■ Task description ■
How many lines in the data below include the word "Quantum"? State the number alone.

___

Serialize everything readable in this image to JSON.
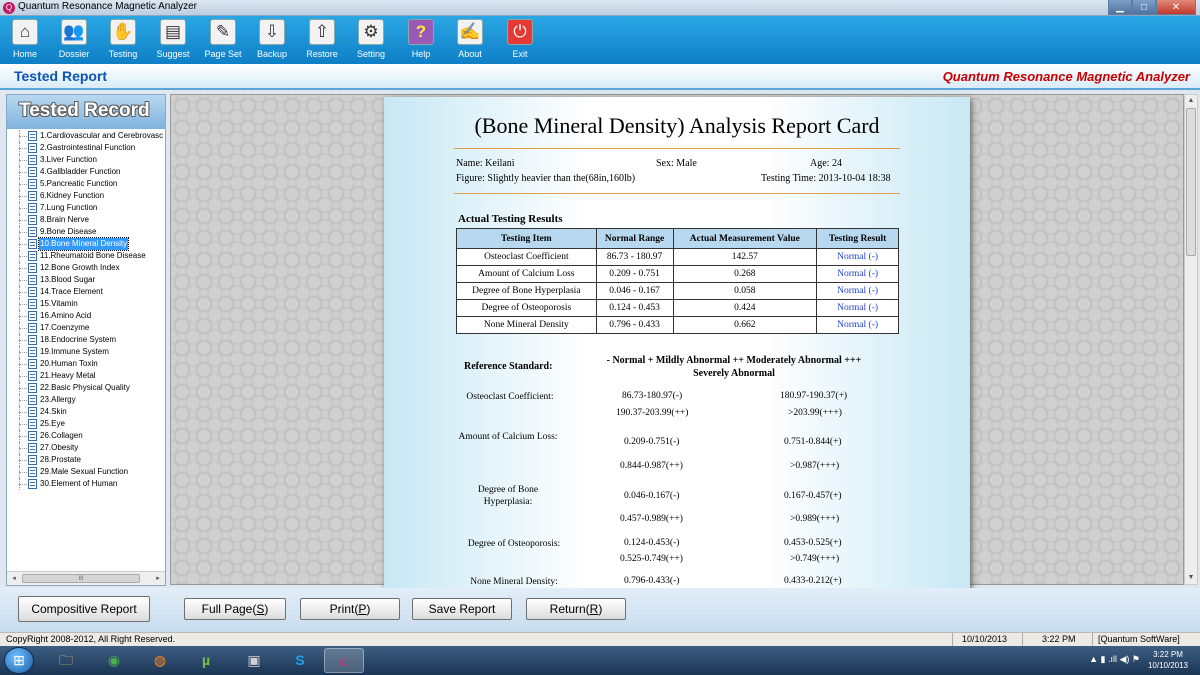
{
  "window": {
    "title": "Quantum Resonance Magnetic Analyzer",
    "min_glyph": "▁",
    "max_glyph": "□",
    "close_glyph": "✕"
  },
  "toolbar": {
    "items": [
      {
        "label": "Home",
        "icon": "home-icon",
        "glyph": "⌂"
      },
      {
        "label": "Dossier",
        "icon": "users-icon",
        "glyph": "👥"
      },
      {
        "label": "Testing",
        "icon": "hand-icon",
        "glyph": "✋"
      },
      {
        "label": "Suggest",
        "icon": "notes-icon",
        "glyph": "▤"
      },
      {
        "label": "Page Set",
        "icon": "page-setup-icon",
        "glyph": "✎"
      },
      {
        "label": "Backup",
        "icon": "backup-icon",
        "glyph": "⇩"
      },
      {
        "label": "Restore",
        "icon": "restore-icon",
        "glyph": "⇧"
      },
      {
        "label": "Setting",
        "icon": "gears-icon",
        "glyph": "⚙"
      },
      {
        "label": "Help",
        "icon": "help-icon",
        "glyph": "?"
      },
      {
        "label": "About",
        "icon": "about-icon",
        "glyph": "✍"
      },
      {
        "label": "Exit",
        "icon": "power-icon",
        "glyph": "⏻"
      }
    ]
  },
  "header": {
    "title": "Tested Report",
    "brand": "Quantum Resonance Magnetic Analyzer"
  },
  "sidebar": {
    "title": "Tested Record",
    "scroll_thumb_grip": "III",
    "scroll_left": "◂",
    "scroll_right": "▸",
    "items": [
      "1.Cardiovascular and Cerebrovasc",
      "2.Gastrointestinal Function",
      "3.Liver Function",
      "4.Gallbladder Function",
      "5.Pancreatic Function",
      "6.Kidney Function",
      "7.Lung Function",
      "8.Brain Nerve",
      "9.Bone Disease",
      "10.Bone Mineral Density",
      "11.Rheumatoid Bone Disease",
      "12.Bone Growth Index",
      "13.Blood Sugar",
      "14.Trace Element",
      "15.Vitamin",
      "16.Amino Acid",
      "17.Coenzyme",
      "18.Endocrine System",
      "19.Immune System",
      "20.Human Toxin",
      "21.Heavy Metal",
      "22.Basic Physical Quality",
      "23.Allergy",
      "24.Skin",
      "25.Eye",
      "26.Collagen",
      "27.Obesity",
      "28.Prostate",
      "29.Male Sexual Function",
      "30.Element of Human"
    ],
    "selected_index": 9
  },
  "report": {
    "title": "(Bone Mineral Density) Analysis Report Card",
    "name": "Name: Keilani",
    "sex": "Sex: Male",
    "age": "Age: 24",
    "figure": "Figure: Slightly heavier than the(68in,160lb)",
    "testing_time": "Testing Time: 2013-10-04 18:38",
    "results_title": "Actual Testing Results",
    "columns": [
      "Testing Item",
      "Normal Range",
      "Actual Measurement Value",
      "Testing Result"
    ],
    "rows": [
      {
        "item": "Osteoclast Coefficient",
        "range": "86.73 - 180.97",
        "value": "142.57",
        "result": "Normal (-)"
      },
      {
        "item": "Amount of Calcium Loss",
        "range": "0.209 - 0.751",
        "value": "0.268",
        "result": "Normal (-)"
      },
      {
        "item": "Degree of Bone Hyperplasia",
        "range": "0.046 - 0.167",
        "value": "0.058",
        "result": "Normal (-)"
      },
      {
        "item": "Degree of Osteoporosis",
        "range": "0.124 - 0.453",
        "value": "0.424",
        "result": "Normal (-)"
      },
      {
        "item": "None Mineral Density",
        "range": "0.796 - 0.433",
        "value": "0.662",
        "result": "Normal (-)"
      }
    ],
    "reference_title": "Reference Standard:",
    "legend_line1": "- Normal    + Mildly Abnormal    ++ Moderately Abnormal    +++",
    "legend_line2": "Severely Abnormal",
    "refs": [
      {
        "label": "Osteoclast Coefficient:",
        "a": "86.73-180.97(-)",
        "b": "180.97-190.37(+)",
        "c": "190.37-203.99(++)",
        "d": ">203.99(+++)"
      },
      {
        "label": "Amount of Calcium Loss:",
        "a": "0.209-0.751(-)",
        "b": "0.751-0.844(+)",
        "c": "0.844-0.987(++)",
        "d": ">0.987(+++)"
      },
      {
        "label": "Degree of Bone Hyperplasia:",
        "a": "0.046-0.167(-)",
        "b": "0.167-0.457(+)",
        "c": "0.457-0.989(++)",
        "d": ">0.989(+++)"
      },
      {
        "label": "Degree of Osteoporosis:",
        "a": "0.124-0.453(-)",
        "b": "0.453-0.525(+)",
        "c": "0.525-0.749(++)",
        "d": ">0.749(+++)"
      },
      {
        "label": "None Mineral Density:",
        "a": "0.796-0.433(-)",
        "b": "0.433-0.212(+)"
      }
    ]
  },
  "scroll": {
    "up": "▲",
    "down": "▼"
  },
  "buttons": {
    "compositive": "Compositive Report",
    "full_page": "Full Page(",
    "full_page_key": "S",
    "print": "Print(",
    "print_key": "P",
    "save": "Save Report",
    "return": "Return(",
    "return_key": "R",
    "close_paren": ")"
  },
  "status": {
    "copyright": "CopyRight 2008-2012, All Right Reserved.",
    "date": "10/10/2013",
    "time": "3:22 PM",
    "vendor": "[Quantum SoftWare]"
  },
  "taskbar": {
    "start_glyph": "⊞",
    "apps": [
      {
        "icon": "folder-icon",
        "glyph": "🗀",
        "color": "#f0c84a"
      },
      {
        "icon": "chrome-icon",
        "glyph": "◉",
        "color": "#4caf50"
      },
      {
        "icon": "firefox-icon",
        "glyph": "◍",
        "color": "#ff8a1d"
      },
      {
        "icon": "utorrent-icon",
        "glyph": "µ",
        "color": "#78c043"
      },
      {
        "icon": "terminal-icon",
        "glyph": "▣",
        "color": "#d0d0d0"
      },
      {
        "icon": "skype-icon",
        "glyph": "S",
        "color": "#1aa3e8"
      },
      {
        "icon": "analyzer-app-icon",
        "glyph": "☺",
        "color": "#e0287a"
      }
    ],
    "tray": "▲  ▮  .ıll  ◀)  ⚑",
    "clock_time": "3:22 PM",
    "clock_date": "10/10/2013"
  }
}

___

■ Result of the exercise ■
3